SUPPLIED ENTRIES -
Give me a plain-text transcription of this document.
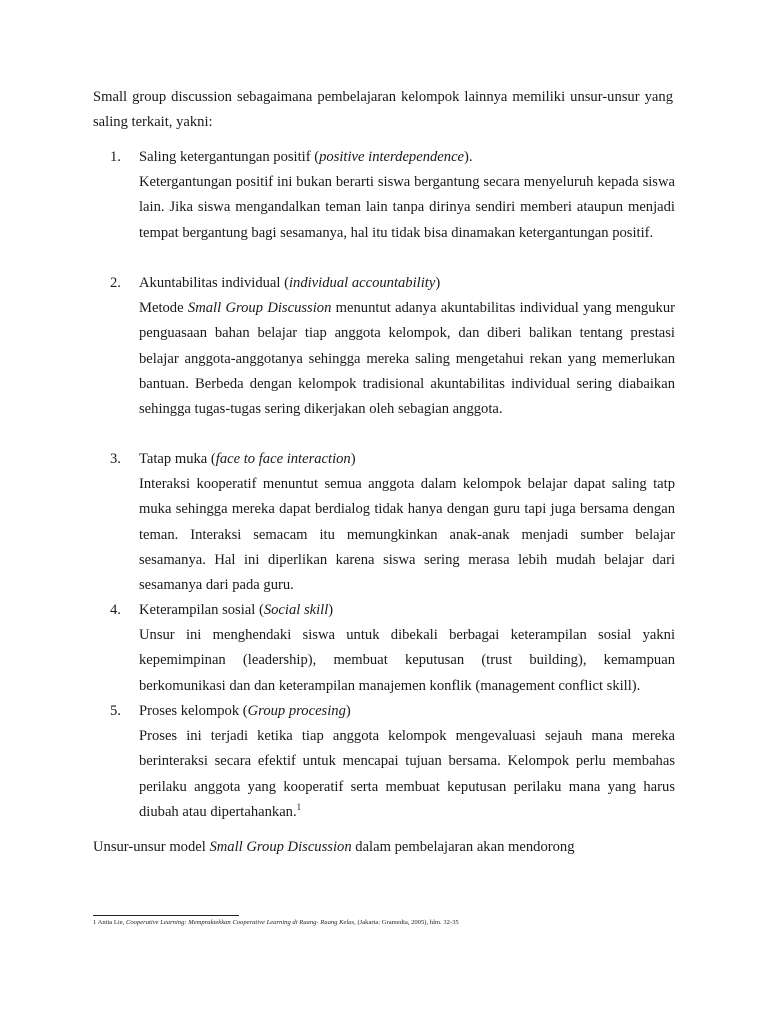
Small group discussion sebagaimana pembelajaran kelompok lainnya memiliki unsur-unsur yang saling terkait, yakni:

1. Saling ketergantungan positif (positive interdependence).

Ketergantungan positif ini bukan berarti siswa bergantung secara menyeluruh kepada siswa lain. Jika siswa mengandalkan teman lain tanpa dirinya sendiri memberi ataupun menjadi tempat bergantung bagi sesamanya, hal itu tidak bisa dinamakan ketergantungan positif.

2. Akuntabilitas individual (individual accountability)

Metode Small Group Discussion menuntut adanya akuntabilitas individual yang mengukur penguasaan bahan belajar tiap anggota kelompok, dan diberi balikan tentang prestasi belajar anggota-anggotanya sehingga mereka saling mengetahui rekan yang memerlukan bantuan. Berbeda dengan kelompok tradisional akuntabilitas individual sering diabaikan sehingga tugas-tugas sering dikerjakan oleh sebagian anggota.

3. Tatap muka (face to face interaction)

Interaksi kooperatif menuntut semua anggota dalam kelompok belajar dapat saling tatp muka sehingga mereka dapat berdialog tidak hanya dengan guru tapi juga bersama dengan teman. Interaksi semacam itu memungkinkan anak-anak menjadi sumber belajar sesamanya. Hal ini diperlikan karena siswa sering merasa lebih mudah belajar dari sesamanya dari pada guru.

4. Keterampilan sosial (Social skill)

Unsur ini menghendaki siswa untuk dibekali berbagai keterampilan sosial yakni kepemimpinan (leadership), membuat keputusan (trust building), kemampuan berkomunikasi dan dan keterampilan manajemen konflik (management conflict skill).

5. Proses kelompok (Group procesing)

Proses ini terjadi ketika tiap anggota kelompok mengevaluasi sejauh mana mereka berinteraksi secara efektif untuk mencapai tujuan bersama. Kelompok perlu membahas perilaku anggota yang kooperatif serta membuat keputusan perilaku mana yang harus diubah atau dipertahankan.$^1$

Unsur-unsur model Small Group Discussion dalam pembelajaran akan mendorong
1 Anita Lie, Cooperative Learning: Mempraktekkan Cooperative Learning di Ruang- Ruang Kelas, (Jakarta: Gramedia, 2005), hlm. 32-35
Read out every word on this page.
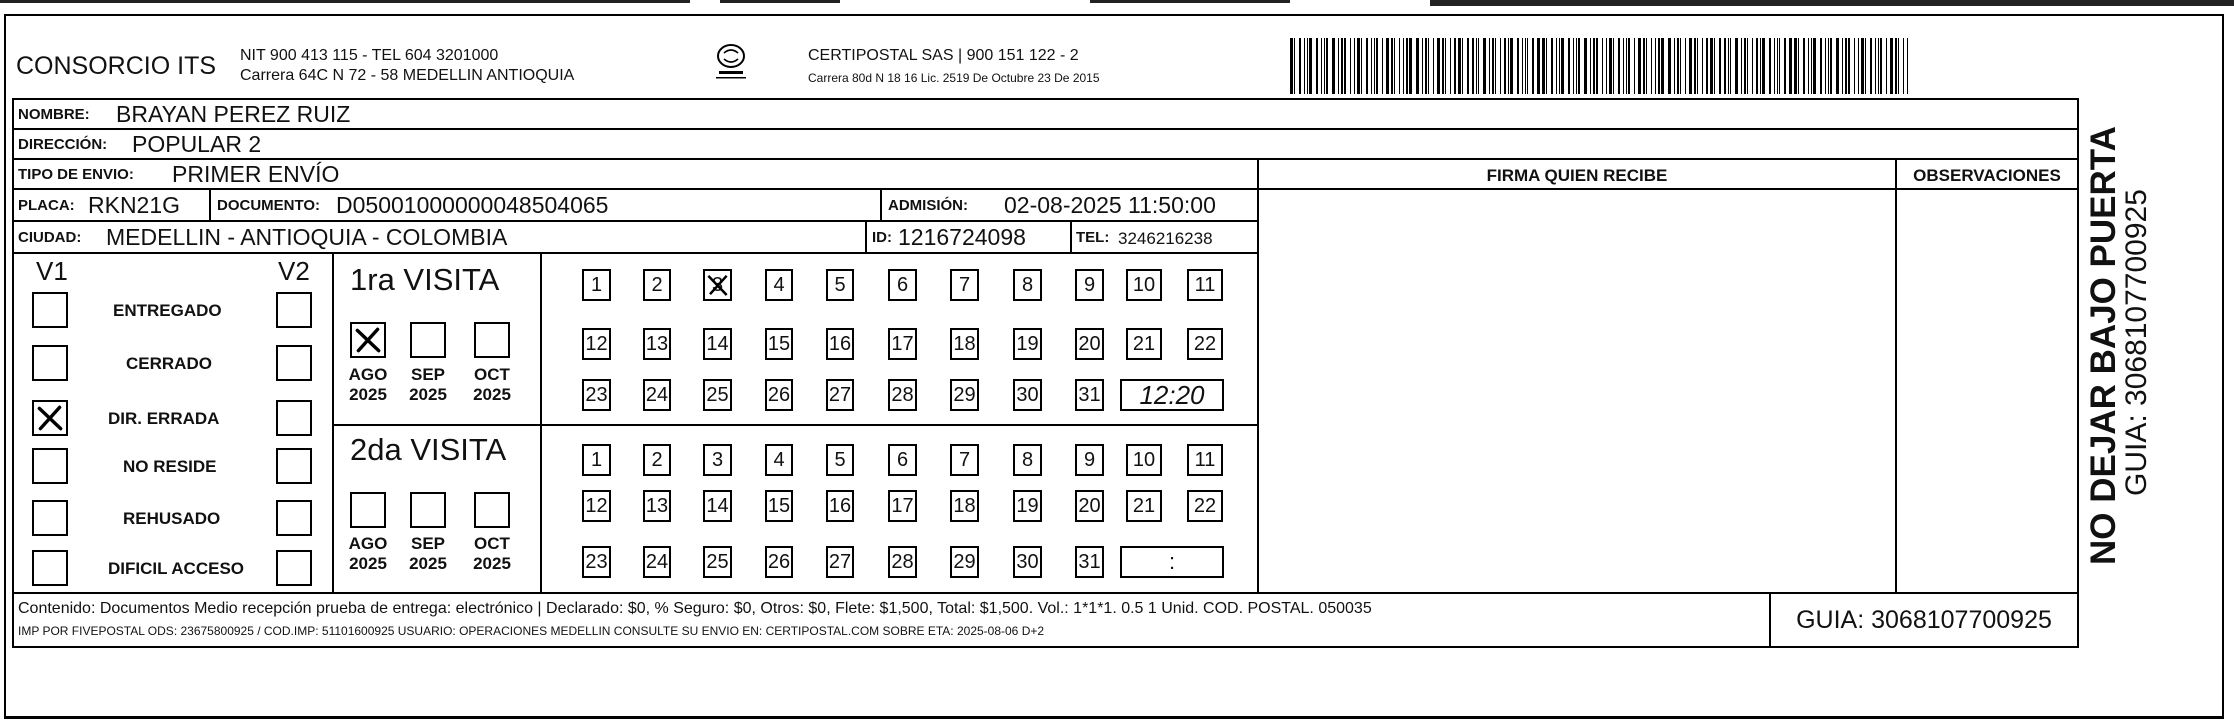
CONSORCIO ITS NIT 900 413 115 - TEL 604 3201000
Carrera 64C N 72 - 58 MEDELLIN ANTIOQUIA
CERTIPOSTAL SAS | 900 151 122 - 2
Carrera 80d N 18 16 Lic. 2519 De Octubre 23 De 2015
NOMBRE: BRAYAN PEREZ RUIZ
DIRECCIÓN: POPULAR 2
TIPO DE ENVIO: PRIMER ENVÍO	FIRMA QUIEN RECIBE	OBSERVACIONES
PLACA: RKN21G DOCUMENTO: D05001000000048504065	ADMISIÓN: 02-08-2025 11:50:00
CIUDAD: MEDELLIN - ANTIOQUIA - COLOMBIA	ID: 1216724098	TEL: 3246216238
V1	V2
ENTREGADO
CERRADO
DIR. ERRADA
NO RESIDE
REHUSADO
DIFICIL ACCESO
1ra VISITA
2da VISITA
AGO
2025
SEP
2025
OCT
2025
AGO
2025
SEP
2025
OCT
2025
1	2	3	4	5	6	7	8	9	10	11
12 13 14 15 16 17 18 19 20	21	22
23 24 25 26 27 28 29 30 31	12:20
1	2	3	4	5	6	7	8	9	10	11
12 13 14 15 16 17 18 19 20	21	22
23 24 25 26 27 28 29 30 31	:
Contenido: Documentos Medio recepción prueba de entrega: electrónico | Declarado: $0, % Seguro: $0, Otros: $0, Flete: $1,500, Total: $1,500. Vol.: 1*1*1. 0.5 1 Unid. COD. POSTAL. 050035
IMP POR FIVEPOSTAL ODS: 23675800925 / COD.IMP: 51101600925 USUARIO: OPERACIONES MEDELLIN CONSULTE SU ENVIO EN: CERTIPOSTAL.COM SOBRE ETA: 2025-08-06 D+2	GUIA: 3068107700925
NO DEJAR BAJO PUERTA
GUIA: 3068107700925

DESCRIPTION OF THE TASK - From the entries above, collect every line with the string "this" in it.

RESPONSE -
Give me a plain-text transcription of this document.
Read out every word on this page.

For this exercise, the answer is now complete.